What the task requires: Print all records exactly, leaving nothing out.

[Data records]
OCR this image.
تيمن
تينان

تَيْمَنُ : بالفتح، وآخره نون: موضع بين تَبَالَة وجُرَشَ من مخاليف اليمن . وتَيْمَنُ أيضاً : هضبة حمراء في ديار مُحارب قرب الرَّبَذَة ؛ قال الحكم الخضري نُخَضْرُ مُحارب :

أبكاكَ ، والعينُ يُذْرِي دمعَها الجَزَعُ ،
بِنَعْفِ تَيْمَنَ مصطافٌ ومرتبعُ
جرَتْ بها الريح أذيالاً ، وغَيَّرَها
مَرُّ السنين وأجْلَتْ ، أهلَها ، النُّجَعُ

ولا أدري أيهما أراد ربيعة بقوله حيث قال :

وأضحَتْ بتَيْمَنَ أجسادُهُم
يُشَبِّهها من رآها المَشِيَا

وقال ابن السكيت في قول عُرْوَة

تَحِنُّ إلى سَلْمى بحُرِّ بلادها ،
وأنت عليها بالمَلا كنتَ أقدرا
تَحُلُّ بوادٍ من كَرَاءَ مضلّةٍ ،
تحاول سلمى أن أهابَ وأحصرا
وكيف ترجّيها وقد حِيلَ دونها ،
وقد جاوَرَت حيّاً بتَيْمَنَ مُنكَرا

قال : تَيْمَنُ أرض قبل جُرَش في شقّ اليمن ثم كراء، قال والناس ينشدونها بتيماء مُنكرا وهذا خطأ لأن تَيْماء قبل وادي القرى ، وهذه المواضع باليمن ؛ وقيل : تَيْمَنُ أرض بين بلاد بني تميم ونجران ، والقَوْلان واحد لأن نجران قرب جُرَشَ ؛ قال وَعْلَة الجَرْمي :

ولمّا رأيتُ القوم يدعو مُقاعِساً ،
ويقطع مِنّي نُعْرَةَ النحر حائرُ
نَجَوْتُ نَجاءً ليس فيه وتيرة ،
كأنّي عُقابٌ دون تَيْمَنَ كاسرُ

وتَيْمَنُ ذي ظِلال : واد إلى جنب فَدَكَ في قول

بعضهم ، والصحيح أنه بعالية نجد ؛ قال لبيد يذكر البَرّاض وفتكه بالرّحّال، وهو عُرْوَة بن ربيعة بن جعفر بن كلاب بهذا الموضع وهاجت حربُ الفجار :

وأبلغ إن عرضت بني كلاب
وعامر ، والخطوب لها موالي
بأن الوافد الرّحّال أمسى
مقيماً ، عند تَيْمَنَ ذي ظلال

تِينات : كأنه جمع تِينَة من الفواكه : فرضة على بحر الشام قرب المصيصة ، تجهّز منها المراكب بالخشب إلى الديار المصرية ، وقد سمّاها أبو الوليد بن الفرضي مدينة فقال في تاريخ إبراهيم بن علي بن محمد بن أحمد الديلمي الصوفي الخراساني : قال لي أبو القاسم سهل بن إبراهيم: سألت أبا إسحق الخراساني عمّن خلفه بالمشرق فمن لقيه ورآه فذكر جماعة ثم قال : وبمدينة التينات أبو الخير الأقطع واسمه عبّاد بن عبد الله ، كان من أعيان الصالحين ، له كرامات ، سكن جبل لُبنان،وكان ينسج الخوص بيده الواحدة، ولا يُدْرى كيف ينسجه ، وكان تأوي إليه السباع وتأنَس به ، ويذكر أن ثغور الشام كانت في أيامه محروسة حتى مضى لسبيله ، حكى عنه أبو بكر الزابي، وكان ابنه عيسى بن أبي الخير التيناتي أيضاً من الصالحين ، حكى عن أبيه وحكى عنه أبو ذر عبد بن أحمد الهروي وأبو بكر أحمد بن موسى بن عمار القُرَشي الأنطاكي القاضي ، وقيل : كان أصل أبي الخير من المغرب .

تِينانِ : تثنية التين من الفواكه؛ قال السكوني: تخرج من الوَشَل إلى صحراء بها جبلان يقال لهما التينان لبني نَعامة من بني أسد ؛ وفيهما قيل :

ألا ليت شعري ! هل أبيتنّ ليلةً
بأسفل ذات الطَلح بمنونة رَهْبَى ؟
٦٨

Result:
OCR this image.
تيمن
تينان

تَيْمَنُ : بالفتح، وآخره نون: موضع بين تَبَالَة وجُرَشَ من مخاليف اليمن . وتَيْمَنُ أيضاً : هضبة حمراء في ديار مُحارب قرب الرَّبَذَة ؛ قال الحكم الخضري نُخَضْرُ مُحارب :

أبكاكَ ، والعينُ يُذْرِي دمعَها الجَزَعُ ،
بِنَعْفِ تَيْمَنَ مصطافٌ ومرتبعُ
جرَتْ بها الريح أذيالاً ، وغَيَّرَها
مَرُّ السنين وأجْلَتْ ، أهلَها ، النُّجَعُ

ولا أدري أيهما أراد ربيعة بقوله حيث قال :

وأضحَتْ بتَيْمَنَ أجسادُهُم
يُشَبِّهها من رآها المَشِيَا

وقال ابن السكيت في قول عُرْوَة

تَحِنُّ إلى سَلْمى بحُرِّ بلادها ،
وأنت عليها بالمَلا كنتَ أقدرا
تَحُلُّ بوادٍ من كَرَاءَ مضلّةٍ ،
تحاول سلمى أن أهابَ وأحصرا
وكيف ترجّيها وقد حِيلَ دونها ،
وقد جاوَرَت حيّاً بتَيْمَنَ مُنكَرا

قال : تَيْمَنُ أرض قبل جُرَش في شقّ اليمن ثم كراء، قال والناس ينشدونها بتيماء مُنكرا وهذا خطأ لأن تَيْماء قبل وادي القرى ، وهذه المواضع باليمن ؛ وقيل : تَيْمَنُ أرض بين بلاد بني تميم ونجران ، والقَوْلان واحد لأن نجران قرب جُرَشَ ؛ قال وَعْلَة الجَرْمي :

ولمّا رأيتُ القوم يدعو مُقاعِساً ،
ويقطع مِنّي نُعْرَةَ النحر حائرُ
نَجَوْتُ نَجاءً ليس فيه وتيرة ،
كأنّي عُقابٌ دون تَيْمَنَ كاسرُ

وتَيْمَنُ ذي ظِلال : واد إلى جنب فَدَكَ في قول

بعضهم ، والصحيح أنه بعالية نجد ؛ قال لبيد يذكر البَرّاض وفتكه بالرّحّال، وهو عُرْوَة بن ربيعة بن جعفر بن كلاب بهذا الموضع وهاجت حربُ الفجار :

وأبلغ إن عرضت بني كلاب
وعامر ، والخطوب لها موالي
بأن الوافد الرّحّال أمسى
مقيماً ، عند تَيْمَنَ ذي ظلال

تِينات : كأنه جمع تِينَة من الفواكه : فرضة على بحر الشام قرب المصيصة ، تجهّز منها المراكب بالخشب إلى الديار المصرية ، وقد سمّاها أبو الوليد بن الفرضي مدينة فقال في تاريخ إبراهيم بن علي بن محمد بن أحمد الديلمي الصوفي الخراساني : قال لي أبو القاسم سهل بن إبراهيم: سألت أبا إسحق الخراساني عمّن خلفه بالمشرق فمن لقيه ورآه فذكر جماعة ثم قال : وبمدينة التينات أبو الخير الأقطع واسمه عبّاد بن عبد الله ، كان من أعيان الصالحين ، له كرامات ، سكن جبل لُبنان،وكان ينسج الخوص بيده الواحدة، ولا يُدْرى كيف ينسجه ، وكان تأوي إليه السباع وتأنَس به ، ويذكر أن ثغور الشام كانت في أيامه محروسة حتى مضى لسبيله ، حكى عنه أبو بكر الزابي، وكان ابنه عيسى بن أبي الخير التيناتي أيضاً من الصالحين ، حكى عن أبيه وحكى عنه أبو ذر عبد بن أحمد الهروي وأبو بكر أحمد بن موسى بن عمار القُرَشي الأنطاكي القاضي ، وقيل : كان أصل أبي الخير من المغرب .

تِينانِ : تثنية التين من الفواكه؛ قال السكوني: تخرج من الوَشَل إلى صحراء بها جبلان يقال لهما التينان لبني نَعامة من بني أسد ؛ وفيهما قيل :

ألا ليت شعري ! هل أبيتنّ ليلةً
بأسفل ذات الطَلح بمنونة رَهْبَى ؟
٦٨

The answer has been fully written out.